GOAL
Locate the lines of the listing below that hold "bramie", then copy each of them.

___

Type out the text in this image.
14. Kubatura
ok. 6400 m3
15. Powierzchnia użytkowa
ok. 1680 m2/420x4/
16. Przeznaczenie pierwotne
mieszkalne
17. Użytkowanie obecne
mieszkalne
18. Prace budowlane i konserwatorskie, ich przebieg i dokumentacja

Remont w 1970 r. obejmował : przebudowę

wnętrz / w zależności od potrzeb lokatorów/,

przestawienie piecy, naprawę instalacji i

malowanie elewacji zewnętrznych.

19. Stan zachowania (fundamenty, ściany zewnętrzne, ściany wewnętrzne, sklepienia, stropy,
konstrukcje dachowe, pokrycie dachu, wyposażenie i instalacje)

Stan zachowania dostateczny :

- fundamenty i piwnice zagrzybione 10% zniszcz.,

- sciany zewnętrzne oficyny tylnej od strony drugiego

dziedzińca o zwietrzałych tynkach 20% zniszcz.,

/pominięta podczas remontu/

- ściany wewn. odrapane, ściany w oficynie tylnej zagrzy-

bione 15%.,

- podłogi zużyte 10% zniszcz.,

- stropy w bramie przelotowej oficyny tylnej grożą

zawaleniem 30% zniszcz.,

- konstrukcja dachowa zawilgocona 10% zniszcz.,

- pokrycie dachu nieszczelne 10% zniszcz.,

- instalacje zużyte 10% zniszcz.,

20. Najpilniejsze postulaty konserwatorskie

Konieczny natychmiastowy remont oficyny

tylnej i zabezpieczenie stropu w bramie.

___

COMPLETE ANSWER
- stropy w bramie przelotowej oficyny tylnej grożą
tylnej i zabezpieczenie stropu w bramie.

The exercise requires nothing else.